## TASK OBJECTIVE
Wherever the string "icon" appears in a line, extract that line.

^^^^^^^^^^^^^^^^

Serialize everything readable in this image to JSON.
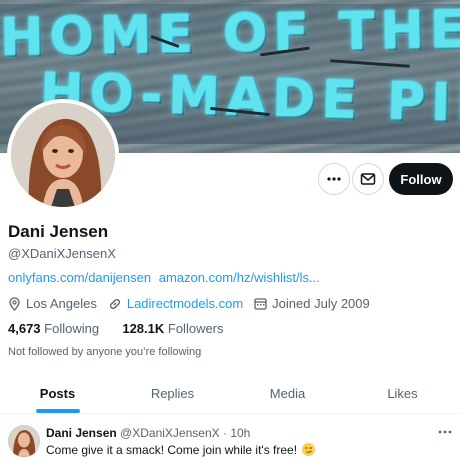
{
  "banner": {
    "line1": "HOME OF THE",
    "line2": "HO-MADE PIES"
  },
  "actions": {
    "more_icon": "more-horizontal-icon",
    "message_icon": "mail-icon",
    "follow_label": "Follow"
  },
  "profile": {
    "name": "Dani Jensen",
    "handle": "@XDaniXJensenX",
    "links": [
      "onlyfans.com/danijensen",
      "amazon.com/hz/wishlist/ls..."
    ],
    "location": "Los Angeles",
    "website": "Ladirectmodels.com",
    "joined": "Joined July 2009",
    "following_count": "4,673",
    "following_label": "Following",
    "followers_count": "128.1K",
    "followers_label": "Followers",
    "not_followed_text": "Not followed by anyone you’re following"
  },
  "tabs": [
    {
      "label": "Posts",
      "active": true
    },
    {
      "label": "Replies",
      "active": false
    },
    {
      "label": "Media",
      "active": false
    },
    {
      "label": "Likes",
      "active": false
    }
  ],
  "tweet": {
    "author": "Dani Jensen",
    "handle": "@XDaniXJensenX",
    "separator": "·",
    "time": "10h",
    "text": "Come give it a smack! Come join while it's free!",
    "emoji": "smirk-emoji"
  },
  "colors": {
    "accent": "#1d9bf0",
    "text": "#0f1419",
    "secondary": "#536471",
    "neon": "#5fe3ee"
  }
}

^^^^^^^^^^^^^^^^

## EXERCISE OUTPUT
    "more_icon": "more-horizontal-icon",
    "message_icon": "mail-icon",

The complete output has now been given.